TO BE DONE
Output every entry exactly as written.

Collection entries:
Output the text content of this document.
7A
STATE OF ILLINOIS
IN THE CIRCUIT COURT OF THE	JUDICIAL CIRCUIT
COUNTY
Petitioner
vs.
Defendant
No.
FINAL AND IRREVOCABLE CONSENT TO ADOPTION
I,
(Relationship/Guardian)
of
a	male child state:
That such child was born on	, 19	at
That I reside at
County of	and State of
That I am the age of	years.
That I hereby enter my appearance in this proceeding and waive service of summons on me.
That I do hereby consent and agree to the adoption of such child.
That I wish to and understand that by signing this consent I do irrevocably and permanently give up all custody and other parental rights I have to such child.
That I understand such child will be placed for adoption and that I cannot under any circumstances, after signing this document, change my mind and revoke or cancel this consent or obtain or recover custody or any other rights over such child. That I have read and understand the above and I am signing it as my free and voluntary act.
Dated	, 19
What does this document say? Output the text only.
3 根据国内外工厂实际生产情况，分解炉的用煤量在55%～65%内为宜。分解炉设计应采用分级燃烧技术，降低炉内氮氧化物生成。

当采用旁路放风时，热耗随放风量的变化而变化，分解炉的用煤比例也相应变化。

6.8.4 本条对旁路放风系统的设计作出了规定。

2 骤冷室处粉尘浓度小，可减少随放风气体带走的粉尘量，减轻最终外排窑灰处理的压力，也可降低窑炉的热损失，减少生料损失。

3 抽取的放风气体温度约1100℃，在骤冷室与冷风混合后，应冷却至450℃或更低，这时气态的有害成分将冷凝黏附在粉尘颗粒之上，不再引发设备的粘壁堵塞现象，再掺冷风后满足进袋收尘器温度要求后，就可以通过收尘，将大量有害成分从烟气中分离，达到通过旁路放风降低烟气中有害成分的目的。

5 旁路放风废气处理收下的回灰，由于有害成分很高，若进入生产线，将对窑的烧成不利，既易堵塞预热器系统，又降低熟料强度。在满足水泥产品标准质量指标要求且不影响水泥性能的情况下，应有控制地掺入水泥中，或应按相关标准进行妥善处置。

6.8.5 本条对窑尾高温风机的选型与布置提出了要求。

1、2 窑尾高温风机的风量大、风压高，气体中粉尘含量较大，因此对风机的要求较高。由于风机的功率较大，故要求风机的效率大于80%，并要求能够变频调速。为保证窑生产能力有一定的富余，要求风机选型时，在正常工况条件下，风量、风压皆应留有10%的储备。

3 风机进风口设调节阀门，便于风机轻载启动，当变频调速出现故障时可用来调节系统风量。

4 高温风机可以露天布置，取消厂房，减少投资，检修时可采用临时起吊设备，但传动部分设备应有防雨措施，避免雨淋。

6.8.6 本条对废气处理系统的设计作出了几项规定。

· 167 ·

EXERCISE SOLUTION
Output the text content of this document.
7A
STATE OF ILLINOIS
IN THE CIRCUIT COURT OF THE	JUDICIAL CIRCUIT
COUNTY
Petitioner
vs.
Defendant
No.
FINAL AND IRREVOCABLE CONSENT TO ADOPTION
I,
(Relationship/Guardian)
of
a	male child state:
That such child was born on	, 19	at
That I reside at
County of	and State of
That I am the age of	years.
That I hereby enter my appearance in this proceeding and waive service of summons on me.
That I do hereby consent and agree to the adoption of such child.
That I wish to and understand that by signing this consent I do irrevocably and permanently give up all custody and other parental rights I have to such child.
That I understand such child will be placed for adoption and that I cannot under any circumstances, after signing this document, change my mind and revoke or cancel this consent or obtain or recover custody or any other rights over such child. That I have read and understand the above and I am signing it as my free and voluntary act.
Dated	, 19
What does this document say? Output the text only.
3 根据国内外工厂实际生产情况，分解炉的用煤量在55%～65%内为宜。分解炉设计应采用分级燃烧技术，降低炉内氮氧化物生成。

当采用旁路放风时，热耗随放风量的变化而变化，分解炉的用煤比例也相应变化。

6.8.4 本条对旁路放风系统的设计作出了规定。

2 骤冷室处粉尘浓度小，可减少随放风气体带走的粉尘量，减轻最终外排窑灰处理的压力，也可降低窑炉的热损失，减少生料损失。

3 抽取的放风气体温度约1100℃，在骤冷室与冷风混合后，应冷却至450℃或更低，这时气态的有害成分将冷凝黏附在粉尘颗粒之上，不再引发设备的粘壁堵塞现象，再掺冷风后满足进袋收尘器温度要求后，就可以通过收尘，将大量有害成分从烟气中分离，达到通过旁路放风降低烟气中有害成分的目的。

5 旁路放风废气处理收下的回灰，由于有害成分很高，若进入生产线，将对窑的烧成不利，既易堵塞预热器系统，又降低熟料强度。在满足水泥产品标准质量指标要求且不影响水泥性能的情况下，应有控制地掺入水泥中，或应按相关标准进行妥善处置。

6.8.5 本条对窑尾高温风机的选型与布置提出了要求。

1、2 窑尾高温风机的风量大、风压高，气体中粉尘含量较大，因此对风机的要求较高。由于风机的功率较大，故要求风机的效率大于80%，并要求能够变频调速。为保证窑生产能力有一定的富余，要求风机选型时，在正常工况条件下，风量、风压皆应留有10%的储备。

3 风机进风口设调节阀门，便于风机轻载启动，当变频调速出现故障时可用来调节系统风量。

4 高温风机可以露天布置，取消厂房，减少投资，检修时可采用临时起吊设备，但传动部分设备应有防雨措施，避免雨淋。

6.8.6 本条对废气处理系统的设计作出了几项规定。

· 167 ·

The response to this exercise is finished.